-- begin Records to use --
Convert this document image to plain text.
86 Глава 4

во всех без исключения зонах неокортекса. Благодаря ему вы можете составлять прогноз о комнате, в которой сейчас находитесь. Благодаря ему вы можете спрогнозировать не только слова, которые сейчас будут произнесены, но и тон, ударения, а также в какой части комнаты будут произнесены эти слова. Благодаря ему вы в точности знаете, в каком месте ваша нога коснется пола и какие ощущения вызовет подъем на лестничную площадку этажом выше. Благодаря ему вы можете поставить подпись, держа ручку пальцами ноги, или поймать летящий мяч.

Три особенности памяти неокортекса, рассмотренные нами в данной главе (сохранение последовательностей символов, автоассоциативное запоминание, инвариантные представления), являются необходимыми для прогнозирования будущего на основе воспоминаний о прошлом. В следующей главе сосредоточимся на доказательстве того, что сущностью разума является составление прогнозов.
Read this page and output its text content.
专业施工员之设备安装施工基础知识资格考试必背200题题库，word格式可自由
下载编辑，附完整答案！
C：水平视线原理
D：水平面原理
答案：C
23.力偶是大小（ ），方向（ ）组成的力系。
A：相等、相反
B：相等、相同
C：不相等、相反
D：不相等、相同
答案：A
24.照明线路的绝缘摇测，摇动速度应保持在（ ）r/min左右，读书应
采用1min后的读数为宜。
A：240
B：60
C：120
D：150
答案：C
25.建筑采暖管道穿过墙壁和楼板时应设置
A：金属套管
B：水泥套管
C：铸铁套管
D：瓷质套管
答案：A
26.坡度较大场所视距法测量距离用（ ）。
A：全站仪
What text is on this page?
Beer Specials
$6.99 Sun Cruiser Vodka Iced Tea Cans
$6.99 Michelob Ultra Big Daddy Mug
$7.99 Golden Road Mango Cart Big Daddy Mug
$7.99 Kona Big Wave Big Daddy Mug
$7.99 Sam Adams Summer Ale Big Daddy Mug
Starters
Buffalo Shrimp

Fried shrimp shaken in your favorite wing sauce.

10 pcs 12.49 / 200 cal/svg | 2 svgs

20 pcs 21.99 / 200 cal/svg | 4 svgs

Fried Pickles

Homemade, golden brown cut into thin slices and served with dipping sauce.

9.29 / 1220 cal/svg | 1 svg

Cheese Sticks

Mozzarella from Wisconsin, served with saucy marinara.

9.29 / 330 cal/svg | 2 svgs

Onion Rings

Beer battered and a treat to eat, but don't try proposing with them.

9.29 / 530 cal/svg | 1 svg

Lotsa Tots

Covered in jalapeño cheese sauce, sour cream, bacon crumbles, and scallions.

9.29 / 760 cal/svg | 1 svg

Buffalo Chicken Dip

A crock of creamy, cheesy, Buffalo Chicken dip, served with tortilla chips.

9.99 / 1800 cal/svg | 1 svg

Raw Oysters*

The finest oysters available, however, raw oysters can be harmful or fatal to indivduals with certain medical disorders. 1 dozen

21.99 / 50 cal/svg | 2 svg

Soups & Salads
-- end Records to use --
- [What the task asks]
Copy the data above exactly. Every line must be included.

- [Full response]
Convert this document image to plain text.
86 Глава 4

во всех без исключения зонах неокортекса. Благодаря ему вы можете составлять прогноз о комнате, в которой сейчас находитесь. Благодаря ему вы можете спрогнозировать не только слова, которые сейчас будут произнесены, но и тон, ударения, а также в какой части комнаты будут произнесены эти слова. Благодаря ему вы в точности знаете, в каком месте ваша нога коснется пола и какие ощущения вызовет подъем на лестничную площадку этажом выше. Благодаря ему вы можете поставить подпись, держа ручку пальцами ноги, или поймать летящий мяч.

Три особенности памяти неокортекса, рассмотренные нами в данной главе (сохранение последовательностей символов, автоассоциативное запоминание, инвариантные представления), являются необходимыми для прогнозирования будущего на основе воспоминаний о прошлом. В следующей главе сосредоточимся на доказательстве того, что сущностью разума является составление прогнозов.
Read this page and output its text content.
专业施工员之设备安装施工基础知识资格考试必背200题题库，word格式可自由
下载编辑，附完整答案！
C：水平视线原理
D：水平面原理
答案：C
23.力偶是大小（ ），方向（ ）组成的力系。
A：相等、相反
B：相等、相同
C：不相等、相反
D：不相等、相同
答案：A
24.照明线路的绝缘摇测，摇动速度应保持在（ ）r/min左右，读书应
采用1min后的读数为宜。
A：240
B：60
C：120
D：150
答案：C
25.建筑采暖管道穿过墙壁和楼板时应设置
A：金属套管
B：水泥套管
C：铸铁套管
D：瓷质套管
答案：A
26.坡度较大场所视距法测量距离用（ ）。
A：全站仪
What text is on this page?
Beer Specials
$6.99 Sun Cruiser Vodka Iced Tea Cans
$6.99 Michelob Ultra Big Daddy Mug
$7.99 Golden Road Mango Cart Big Daddy Mug
$7.99 Kona Big Wave Big Daddy Mug
$7.99 Sam Adams Summer Ale Big Daddy Mug
Starters
Buffalo Shrimp

Fried shrimp shaken in your favorite wing sauce.

10 pcs 12.49 / 200 cal/svg | 2 svgs

20 pcs 21.99 / 200 cal/svg | 4 svgs

Fried Pickles

Homemade, golden brown cut into thin slices and served with dipping sauce.

9.29 / 1220 cal/svg | 1 svg

Cheese Sticks

Mozzarella from Wisconsin, served with saucy marinara.

9.29 / 330 cal/svg | 2 svgs

Onion Rings

Beer battered and a treat to eat, but don't try proposing with them.

9.29 / 530 cal/svg | 1 svg

Lotsa Tots

Covered in jalapeño cheese sauce, sour cream, bacon crumbles, and scallions.

9.29 / 760 cal/svg | 1 svg

Buffalo Chicken Dip

A crock of creamy, cheesy, Buffalo Chicken dip, served with tortilla chips.

9.99 / 1800 cal/svg | 1 svg

Raw Oysters*

The finest oysters available, however, raw oysters can be harmful or fatal to indivduals with certain medical disorders. 1 dozen

21.99 / 50 cal/svg | 2 svg

Soups & Salads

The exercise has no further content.